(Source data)
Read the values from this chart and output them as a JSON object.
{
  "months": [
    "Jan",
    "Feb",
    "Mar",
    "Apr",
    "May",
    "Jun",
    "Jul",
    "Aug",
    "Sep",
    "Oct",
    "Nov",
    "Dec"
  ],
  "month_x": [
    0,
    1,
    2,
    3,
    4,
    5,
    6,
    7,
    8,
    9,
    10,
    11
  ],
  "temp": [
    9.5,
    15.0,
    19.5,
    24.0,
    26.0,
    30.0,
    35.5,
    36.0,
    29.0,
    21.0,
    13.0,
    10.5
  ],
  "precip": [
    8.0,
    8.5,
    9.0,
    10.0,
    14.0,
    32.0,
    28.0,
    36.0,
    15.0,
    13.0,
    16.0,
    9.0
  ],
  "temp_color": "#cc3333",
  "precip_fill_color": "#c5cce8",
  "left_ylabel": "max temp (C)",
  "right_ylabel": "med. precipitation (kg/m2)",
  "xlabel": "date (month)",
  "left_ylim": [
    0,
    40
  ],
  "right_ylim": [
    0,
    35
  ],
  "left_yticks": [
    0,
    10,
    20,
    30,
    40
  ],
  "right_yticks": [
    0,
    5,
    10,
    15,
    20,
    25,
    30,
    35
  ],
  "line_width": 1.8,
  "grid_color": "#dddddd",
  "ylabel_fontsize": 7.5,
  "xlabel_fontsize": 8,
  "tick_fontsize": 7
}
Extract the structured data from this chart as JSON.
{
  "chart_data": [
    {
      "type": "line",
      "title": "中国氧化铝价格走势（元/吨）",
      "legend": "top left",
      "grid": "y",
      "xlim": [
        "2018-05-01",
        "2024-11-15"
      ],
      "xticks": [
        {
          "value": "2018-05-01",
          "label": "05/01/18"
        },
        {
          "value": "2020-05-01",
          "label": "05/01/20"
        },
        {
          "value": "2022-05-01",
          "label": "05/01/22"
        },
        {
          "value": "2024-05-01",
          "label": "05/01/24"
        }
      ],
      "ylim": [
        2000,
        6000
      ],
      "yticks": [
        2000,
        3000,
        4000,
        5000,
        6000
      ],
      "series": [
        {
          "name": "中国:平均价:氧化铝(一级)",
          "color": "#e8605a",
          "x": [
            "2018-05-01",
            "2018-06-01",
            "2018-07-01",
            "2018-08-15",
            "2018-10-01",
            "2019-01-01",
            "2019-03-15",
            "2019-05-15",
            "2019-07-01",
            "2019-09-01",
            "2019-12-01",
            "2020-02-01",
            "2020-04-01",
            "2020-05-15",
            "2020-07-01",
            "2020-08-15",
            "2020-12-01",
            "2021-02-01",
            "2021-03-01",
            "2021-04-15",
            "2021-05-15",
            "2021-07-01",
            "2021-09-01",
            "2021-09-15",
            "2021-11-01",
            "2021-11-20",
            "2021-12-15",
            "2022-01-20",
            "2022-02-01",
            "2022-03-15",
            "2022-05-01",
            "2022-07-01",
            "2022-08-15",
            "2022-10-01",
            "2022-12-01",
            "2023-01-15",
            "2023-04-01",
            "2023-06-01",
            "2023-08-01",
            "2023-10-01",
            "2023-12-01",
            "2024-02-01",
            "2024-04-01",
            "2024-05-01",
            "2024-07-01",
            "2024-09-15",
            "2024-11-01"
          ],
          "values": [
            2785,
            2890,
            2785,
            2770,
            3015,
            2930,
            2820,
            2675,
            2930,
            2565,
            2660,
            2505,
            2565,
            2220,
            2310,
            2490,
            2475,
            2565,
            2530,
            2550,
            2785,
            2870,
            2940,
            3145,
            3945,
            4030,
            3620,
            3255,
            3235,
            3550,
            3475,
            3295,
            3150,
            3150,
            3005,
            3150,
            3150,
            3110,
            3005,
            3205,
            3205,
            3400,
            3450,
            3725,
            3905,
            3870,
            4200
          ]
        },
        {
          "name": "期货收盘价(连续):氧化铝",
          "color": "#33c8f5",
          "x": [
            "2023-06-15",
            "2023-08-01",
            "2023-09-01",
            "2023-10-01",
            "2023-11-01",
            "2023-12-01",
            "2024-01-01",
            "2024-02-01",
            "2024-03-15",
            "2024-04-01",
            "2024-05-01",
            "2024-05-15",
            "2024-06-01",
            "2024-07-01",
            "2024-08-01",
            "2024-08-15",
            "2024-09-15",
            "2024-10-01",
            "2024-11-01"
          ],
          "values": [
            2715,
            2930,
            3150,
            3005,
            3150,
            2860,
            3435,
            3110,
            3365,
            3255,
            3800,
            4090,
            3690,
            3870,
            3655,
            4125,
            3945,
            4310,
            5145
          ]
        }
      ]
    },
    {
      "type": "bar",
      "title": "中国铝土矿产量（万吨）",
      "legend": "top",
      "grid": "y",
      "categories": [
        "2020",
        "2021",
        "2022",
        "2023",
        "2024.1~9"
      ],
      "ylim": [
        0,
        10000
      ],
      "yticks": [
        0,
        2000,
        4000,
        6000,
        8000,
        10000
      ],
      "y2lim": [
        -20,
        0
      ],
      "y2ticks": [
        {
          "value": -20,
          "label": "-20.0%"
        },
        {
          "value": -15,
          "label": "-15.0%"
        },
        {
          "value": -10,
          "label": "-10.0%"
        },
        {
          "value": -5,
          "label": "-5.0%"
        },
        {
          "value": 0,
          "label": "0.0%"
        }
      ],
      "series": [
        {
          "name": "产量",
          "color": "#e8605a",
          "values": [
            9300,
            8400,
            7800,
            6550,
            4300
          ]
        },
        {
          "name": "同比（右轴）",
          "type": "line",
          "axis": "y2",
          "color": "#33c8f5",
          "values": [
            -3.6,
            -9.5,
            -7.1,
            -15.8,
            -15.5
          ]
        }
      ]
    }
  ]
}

Task details: Repeat the material above in full, exactly as it stands.

Response to this exercise:
Read the values from this chart and output them as a JSON object.
{
  "months": [
    "Jan",
    "Feb",
    "Mar",
    "Apr",
    "May",
    "Jun",
    "Jul",
    "Aug",
    "Sep",
    "Oct",
    "Nov",
    "Dec"
  ],
  "month_x": [
    0,
    1,
    2,
    3,
    4,
    5,
    6,
    7,
    8,
    9,
    10,
    11
  ],
  "temp": [
    9.5,
    15.0,
    19.5,
    24.0,
    26.0,
    30.0,
    35.5,
    36.0,
    29.0,
    21.0,
    13.0,
    10.5
  ],
  "precip": [
    8.0,
    8.5,
    9.0,
    10.0,
    14.0,
    32.0,
    28.0,
    36.0,
    15.0,
    13.0,
    16.0,
    9.0
  ],
  "temp_color": "#cc3333",
  "precip_fill_color": "#c5cce8",
  "left_ylabel": "max temp (C)",
  "right_ylabel": "med. precipitation (kg/m2)",
  "xlabel": "date (month)",
  "left_ylim": [
    0,
    40
  ],
  "right_ylim": [
    0,
    35
  ],
  "left_yticks": [
    0,
    10,
    20,
    30,
    40
  ],
  "right_yticks": [
    0,
    5,
    10,
    15,
    20,
    25,
    30,
    35
  ],
  "line_width": 1.8,
  "grid_color": "#dddddd",
  "ylabel_fontsize": 7.5,
  "xlabel_fontsize": 8,
  "tick_fontsize": 7
}
Extract the structured data from this chart as JSON.
{
  "chart_data": [
    {
      "type": "line",
      "title": "中国氧化铝价格走势（元/吨）",
      "legend": "top left",
      "grid": "y",
      "xlim": [
        "2018-05-01",
        "2024-11-15"
      ],
      "xticks": [
        {
          "value": "2018-05-01",
          "label": "05/01/18"
        },
        {
          "value": "2020-05-01",
          "label": "05/01/20"
        },
        {
          "value": "2022-05-01",
          "label": "05/01/22"
        },
        {
          "value": "2024-05-01",
          "label": "05/01/24"
        }
      ],
      "ylim": [
        2000,
        6000
      ],
      "yticks": [
        2000,
        3000,
        4000,
        5000,
        6000
      ],
      "series": [
        {
          "name": "中国:平均价:氧化铝(一级)",
          "color": "#e8605a",
          "x": [
            "2018-05-01",
            "2018-06-01",
            "2018-07-01",
            "2018-08-15",
            "2018-10-01",
            "2019-01-01",
            "2019-03-15",
            "2019-05-15",
            "2019-07-01",
            "2019-09-01",
            "2019-12-01",
            "2020-02-01",
            "2020-04-01",
            "2020-05-15",
            "2020-07-01",
            "2020-08-15",
            "2020-12-01",
            "2021-02-01",
            "2021-03-01",
            "2021-04-15",
            "2021-05-15",
            "2021-07-01",
            "2021-09-01",
            "2021-09-15",
            "2021-11-01",
            "2021-11-20",
            "2021-12-15",
            "2022-01-20",
            "2022-02-01",
            "2022-03-15",
            "2022-05-01",
            "2022-07-01",
            "2022-08-15",
            "2022-10-01",
            "2022-12-01",
            "2023-01-15",
            "2023-04-01",
            "2023-06-01",
            "2023-08-01",
            "2023-10-01",
            "2023-12-01",
            "2024-02-01",
            "2024-04-01",
            "2024-05-01",
            "2024-07-01",
            "2024-09-15",
            "2024-11-01"
          ],
          "values": [
            2785,
            2890,
            2785,
            2770,
            3015,
            2930,
            2820,
            2675,
            2930,
            2565,
            2660,
            2505,
            2565,
            2220,
            2310,
            2490,
            2475,
            2565,
            2530,
            2550,
            2785,
            2870,
            2940,
            3145,
            3945,
            4030,
            3620,
            3255,
            3235,
            3550,
            3475,
            3295,
            3150,
            3150,
            3005,
            3150,
            3150,
            3110,
            3005,
            3205,
            3205,
            3400,
            3450,
            3725,
            3905,
            3870,
            4200
          ]
        },
        {
          "name": "期货收盘价(连续):氧化铝",
          "color": "#33c8f5",
          "x": [
            "2023-06-15",
            "2023-08-01",
            "2023-09-01",
            "2023-10-01",
            "2023-11-01",
            "2023-12-01",
            "2024-01-01",
            "2024-02-01",
            "2024-03-15",
            "2024-04-01",
            "2024-05-01",
            "2024-05-15",
            "2024-06-01",
            "2024-07-01",
            "2024-08-01",
            "2024-08-15",
            "2024-09-15",
            "2024-10-01",
            "2024-11-01"
          ],
          "values": [
            2715,
            2930,
            3150,
            3005,
            3150,
            2860,
            3435,
            3110,
            3365,
            3255,
            3800,
            4090,
            3690,
            3870,
            3655,
            4125,
            3945,
            4310,
            5145
          ]
        }
      ]
    },
    {
      "type": "bar",
      "title": "中国铝土矿产量（万吨）",
      "legend": "top",
      "grid": "y",
      "categories": [
        "2020",
        "2021",
        "2022",
        "2023",
        "2024.1~9"
      ],
      "ylim": [
        0,
        10000
      ],
      "yticks": [
        0,
        2000,
        4000,
        6000,
        8000,
        10000
      ],
      "y2lim": [
        -20,
        0
      ],
      "y2ticks": [
        {
          "value": -20,
          "label": "-20.0%"
        },
        {
          "value": -15,
          "label": "-15.0%"
        },
        {
          "value": -10,
          "label": "-10.0%"
        },
        {
          "value": -5,
          "label": "-5.0%"
        },
        {
          "value": 0,
          "label": "0.0%"
        }
      ],
      "series": [
        {
          "name": "产量",
          "color": "#e8605a",
          "values": [
            9300,
            8400,
            7800,
            6550,
            4300
          ]
        },
        {
          "name": "同比（右轴）",
          "type": "line",
          "axis": "y2",
          "color": "#33c8f5",
          "values": [
            -3.6,
            -9.5,
            -7.1,
            -15.8,
            -15.5
          ]
        }
      ]
    }
  ]
}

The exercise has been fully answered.